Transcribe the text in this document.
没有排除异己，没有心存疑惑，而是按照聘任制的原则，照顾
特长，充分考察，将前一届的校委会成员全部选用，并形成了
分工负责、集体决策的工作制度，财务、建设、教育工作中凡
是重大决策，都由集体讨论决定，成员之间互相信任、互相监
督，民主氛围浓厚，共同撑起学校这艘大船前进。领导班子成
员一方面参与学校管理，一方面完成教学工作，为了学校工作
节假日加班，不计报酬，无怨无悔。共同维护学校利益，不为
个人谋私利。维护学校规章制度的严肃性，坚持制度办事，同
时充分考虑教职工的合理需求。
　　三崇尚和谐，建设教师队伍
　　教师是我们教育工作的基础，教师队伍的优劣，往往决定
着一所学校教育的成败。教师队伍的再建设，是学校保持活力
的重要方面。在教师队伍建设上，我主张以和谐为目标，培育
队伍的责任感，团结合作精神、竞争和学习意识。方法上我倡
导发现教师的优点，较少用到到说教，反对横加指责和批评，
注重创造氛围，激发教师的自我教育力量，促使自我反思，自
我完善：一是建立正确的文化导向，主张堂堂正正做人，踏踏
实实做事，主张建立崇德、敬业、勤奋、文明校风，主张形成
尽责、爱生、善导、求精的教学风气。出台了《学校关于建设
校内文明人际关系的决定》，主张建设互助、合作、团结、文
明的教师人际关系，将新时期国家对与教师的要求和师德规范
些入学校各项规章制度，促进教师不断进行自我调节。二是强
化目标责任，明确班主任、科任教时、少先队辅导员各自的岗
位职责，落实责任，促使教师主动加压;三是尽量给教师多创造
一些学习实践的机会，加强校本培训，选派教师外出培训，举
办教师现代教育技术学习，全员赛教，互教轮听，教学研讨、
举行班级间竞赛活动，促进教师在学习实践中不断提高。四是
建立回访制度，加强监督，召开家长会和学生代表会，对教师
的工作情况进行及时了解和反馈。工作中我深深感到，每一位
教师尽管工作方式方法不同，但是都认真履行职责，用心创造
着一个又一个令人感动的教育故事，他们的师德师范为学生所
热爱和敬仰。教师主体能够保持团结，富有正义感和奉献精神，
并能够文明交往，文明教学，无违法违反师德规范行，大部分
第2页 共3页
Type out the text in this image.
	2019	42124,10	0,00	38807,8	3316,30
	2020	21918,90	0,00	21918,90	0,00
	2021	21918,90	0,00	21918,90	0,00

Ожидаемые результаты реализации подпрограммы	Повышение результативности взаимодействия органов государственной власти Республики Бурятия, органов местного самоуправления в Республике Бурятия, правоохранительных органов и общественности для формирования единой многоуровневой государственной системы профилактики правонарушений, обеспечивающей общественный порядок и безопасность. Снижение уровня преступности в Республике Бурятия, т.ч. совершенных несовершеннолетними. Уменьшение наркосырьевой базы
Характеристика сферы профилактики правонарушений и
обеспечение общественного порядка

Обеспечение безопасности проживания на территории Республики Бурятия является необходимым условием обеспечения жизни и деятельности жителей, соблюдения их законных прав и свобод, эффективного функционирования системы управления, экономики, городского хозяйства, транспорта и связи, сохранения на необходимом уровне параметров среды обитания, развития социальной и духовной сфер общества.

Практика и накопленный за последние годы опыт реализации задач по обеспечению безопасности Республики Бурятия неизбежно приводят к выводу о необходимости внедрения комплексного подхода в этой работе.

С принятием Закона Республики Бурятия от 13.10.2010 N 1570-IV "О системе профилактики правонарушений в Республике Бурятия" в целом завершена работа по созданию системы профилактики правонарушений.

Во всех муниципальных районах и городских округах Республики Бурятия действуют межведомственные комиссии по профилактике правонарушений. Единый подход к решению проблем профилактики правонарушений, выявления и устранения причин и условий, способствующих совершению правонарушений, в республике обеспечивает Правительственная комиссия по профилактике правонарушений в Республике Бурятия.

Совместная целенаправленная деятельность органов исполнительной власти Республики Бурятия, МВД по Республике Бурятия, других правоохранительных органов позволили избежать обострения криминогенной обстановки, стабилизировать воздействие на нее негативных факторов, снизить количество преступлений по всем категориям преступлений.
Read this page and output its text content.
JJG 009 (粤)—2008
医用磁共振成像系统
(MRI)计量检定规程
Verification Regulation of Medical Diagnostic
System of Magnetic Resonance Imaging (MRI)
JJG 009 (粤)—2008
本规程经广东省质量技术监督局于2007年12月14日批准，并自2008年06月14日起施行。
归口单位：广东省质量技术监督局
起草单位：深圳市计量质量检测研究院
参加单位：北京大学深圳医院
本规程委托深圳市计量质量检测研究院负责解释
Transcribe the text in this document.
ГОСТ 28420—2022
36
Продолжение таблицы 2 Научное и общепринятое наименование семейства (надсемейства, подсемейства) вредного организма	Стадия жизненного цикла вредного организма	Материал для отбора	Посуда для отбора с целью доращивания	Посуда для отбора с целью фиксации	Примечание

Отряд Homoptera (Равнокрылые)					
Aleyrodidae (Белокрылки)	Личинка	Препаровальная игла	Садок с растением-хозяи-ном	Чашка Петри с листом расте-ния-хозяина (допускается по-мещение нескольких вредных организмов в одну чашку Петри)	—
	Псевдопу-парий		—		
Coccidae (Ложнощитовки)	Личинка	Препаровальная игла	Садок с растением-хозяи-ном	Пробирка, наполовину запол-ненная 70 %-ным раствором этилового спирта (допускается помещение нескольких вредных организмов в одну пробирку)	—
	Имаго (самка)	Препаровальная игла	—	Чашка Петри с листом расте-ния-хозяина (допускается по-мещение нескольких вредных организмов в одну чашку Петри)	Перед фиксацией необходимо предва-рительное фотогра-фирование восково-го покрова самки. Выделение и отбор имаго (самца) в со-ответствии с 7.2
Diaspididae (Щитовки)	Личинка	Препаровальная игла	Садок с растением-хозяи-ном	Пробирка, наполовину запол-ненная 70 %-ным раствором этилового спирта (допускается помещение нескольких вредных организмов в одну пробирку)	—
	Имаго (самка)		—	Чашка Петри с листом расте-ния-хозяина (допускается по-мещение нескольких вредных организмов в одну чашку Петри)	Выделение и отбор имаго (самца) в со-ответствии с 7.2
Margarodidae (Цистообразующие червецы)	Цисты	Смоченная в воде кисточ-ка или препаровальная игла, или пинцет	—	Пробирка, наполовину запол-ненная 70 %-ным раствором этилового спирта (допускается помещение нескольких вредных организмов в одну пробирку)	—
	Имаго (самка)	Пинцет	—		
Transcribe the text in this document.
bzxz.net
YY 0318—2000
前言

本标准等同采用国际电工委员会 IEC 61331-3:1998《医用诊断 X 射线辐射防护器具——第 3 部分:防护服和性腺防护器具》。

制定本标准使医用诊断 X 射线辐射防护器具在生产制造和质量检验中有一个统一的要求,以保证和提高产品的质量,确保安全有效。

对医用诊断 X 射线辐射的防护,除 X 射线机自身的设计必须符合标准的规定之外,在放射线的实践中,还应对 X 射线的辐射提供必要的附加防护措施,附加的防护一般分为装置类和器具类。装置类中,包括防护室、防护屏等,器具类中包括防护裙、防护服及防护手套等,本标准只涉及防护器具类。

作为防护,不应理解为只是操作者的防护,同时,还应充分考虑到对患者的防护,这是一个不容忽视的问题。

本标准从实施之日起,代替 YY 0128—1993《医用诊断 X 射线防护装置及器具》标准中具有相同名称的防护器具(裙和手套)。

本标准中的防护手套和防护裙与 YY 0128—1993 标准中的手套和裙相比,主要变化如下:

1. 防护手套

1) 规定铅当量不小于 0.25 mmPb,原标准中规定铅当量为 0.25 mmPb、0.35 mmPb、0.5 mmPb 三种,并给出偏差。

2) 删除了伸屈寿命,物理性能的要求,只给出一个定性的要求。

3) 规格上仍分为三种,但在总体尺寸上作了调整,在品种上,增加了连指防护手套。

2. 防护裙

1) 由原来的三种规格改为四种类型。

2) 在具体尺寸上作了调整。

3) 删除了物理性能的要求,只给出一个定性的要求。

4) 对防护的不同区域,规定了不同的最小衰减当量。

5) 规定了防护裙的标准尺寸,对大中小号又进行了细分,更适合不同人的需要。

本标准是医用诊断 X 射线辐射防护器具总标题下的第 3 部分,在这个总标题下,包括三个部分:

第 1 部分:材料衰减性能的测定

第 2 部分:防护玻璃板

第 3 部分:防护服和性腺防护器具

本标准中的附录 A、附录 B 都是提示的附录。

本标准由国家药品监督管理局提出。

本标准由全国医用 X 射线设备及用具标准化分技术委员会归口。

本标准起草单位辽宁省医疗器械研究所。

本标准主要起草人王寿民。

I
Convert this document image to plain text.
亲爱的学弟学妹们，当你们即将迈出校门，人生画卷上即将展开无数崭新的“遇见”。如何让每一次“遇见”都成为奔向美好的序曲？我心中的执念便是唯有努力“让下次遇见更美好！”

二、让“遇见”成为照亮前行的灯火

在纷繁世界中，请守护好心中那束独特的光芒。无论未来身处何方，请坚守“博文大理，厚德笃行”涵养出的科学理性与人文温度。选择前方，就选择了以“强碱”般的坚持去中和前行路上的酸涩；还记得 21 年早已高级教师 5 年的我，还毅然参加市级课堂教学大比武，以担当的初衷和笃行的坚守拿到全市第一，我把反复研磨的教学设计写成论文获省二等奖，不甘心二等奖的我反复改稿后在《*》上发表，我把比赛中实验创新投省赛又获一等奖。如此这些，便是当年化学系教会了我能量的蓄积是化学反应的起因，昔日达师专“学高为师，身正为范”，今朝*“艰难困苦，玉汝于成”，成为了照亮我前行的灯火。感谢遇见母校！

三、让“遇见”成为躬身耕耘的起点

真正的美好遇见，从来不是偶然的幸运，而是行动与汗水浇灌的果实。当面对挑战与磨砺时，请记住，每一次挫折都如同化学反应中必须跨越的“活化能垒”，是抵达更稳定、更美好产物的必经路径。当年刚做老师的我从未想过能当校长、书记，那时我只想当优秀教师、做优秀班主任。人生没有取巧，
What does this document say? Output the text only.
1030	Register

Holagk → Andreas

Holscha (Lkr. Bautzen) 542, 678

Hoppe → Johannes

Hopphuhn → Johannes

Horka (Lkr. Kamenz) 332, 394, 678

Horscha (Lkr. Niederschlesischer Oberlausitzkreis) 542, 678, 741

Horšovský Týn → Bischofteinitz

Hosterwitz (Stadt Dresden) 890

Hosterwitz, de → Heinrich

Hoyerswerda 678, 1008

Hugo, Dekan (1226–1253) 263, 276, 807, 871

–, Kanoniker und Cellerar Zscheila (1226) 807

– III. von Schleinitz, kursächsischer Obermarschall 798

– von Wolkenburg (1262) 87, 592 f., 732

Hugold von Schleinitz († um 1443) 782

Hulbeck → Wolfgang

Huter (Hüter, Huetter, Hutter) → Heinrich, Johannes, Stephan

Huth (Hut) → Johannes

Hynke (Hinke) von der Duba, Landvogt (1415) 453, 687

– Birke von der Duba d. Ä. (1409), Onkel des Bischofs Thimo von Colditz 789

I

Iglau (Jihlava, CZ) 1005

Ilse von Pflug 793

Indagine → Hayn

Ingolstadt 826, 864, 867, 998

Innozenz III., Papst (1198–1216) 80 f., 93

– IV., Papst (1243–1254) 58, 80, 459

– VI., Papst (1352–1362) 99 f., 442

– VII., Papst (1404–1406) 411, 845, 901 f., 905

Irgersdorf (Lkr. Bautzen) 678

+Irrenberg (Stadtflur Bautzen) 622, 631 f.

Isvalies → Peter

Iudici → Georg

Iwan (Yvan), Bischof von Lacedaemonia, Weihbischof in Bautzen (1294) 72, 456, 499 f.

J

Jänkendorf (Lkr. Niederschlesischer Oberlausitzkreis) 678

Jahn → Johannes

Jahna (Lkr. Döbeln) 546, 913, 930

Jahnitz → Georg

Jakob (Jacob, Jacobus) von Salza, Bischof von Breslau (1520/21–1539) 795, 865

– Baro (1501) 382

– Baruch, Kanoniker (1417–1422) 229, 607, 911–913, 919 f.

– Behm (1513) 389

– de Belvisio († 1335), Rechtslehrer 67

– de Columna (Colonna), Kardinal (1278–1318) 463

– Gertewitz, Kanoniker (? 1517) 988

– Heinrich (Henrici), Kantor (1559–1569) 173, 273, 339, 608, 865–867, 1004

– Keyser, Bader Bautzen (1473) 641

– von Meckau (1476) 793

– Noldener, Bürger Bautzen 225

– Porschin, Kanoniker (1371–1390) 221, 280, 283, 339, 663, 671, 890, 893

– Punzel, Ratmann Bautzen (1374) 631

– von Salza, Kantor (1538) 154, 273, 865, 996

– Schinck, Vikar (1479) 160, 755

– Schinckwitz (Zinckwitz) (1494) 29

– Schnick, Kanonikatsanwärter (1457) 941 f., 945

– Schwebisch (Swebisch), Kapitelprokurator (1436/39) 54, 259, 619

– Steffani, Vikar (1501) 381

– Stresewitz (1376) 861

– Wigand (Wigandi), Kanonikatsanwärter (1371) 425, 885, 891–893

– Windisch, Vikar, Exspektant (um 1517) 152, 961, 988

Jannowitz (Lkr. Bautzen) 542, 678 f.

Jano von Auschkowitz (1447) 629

....

**PROBLEM TO SOLVE**
What is the number of lines in the records above that include the word "ответствии"? Reply with that number and nothing more.

**COMPLETE RESPONSE**
2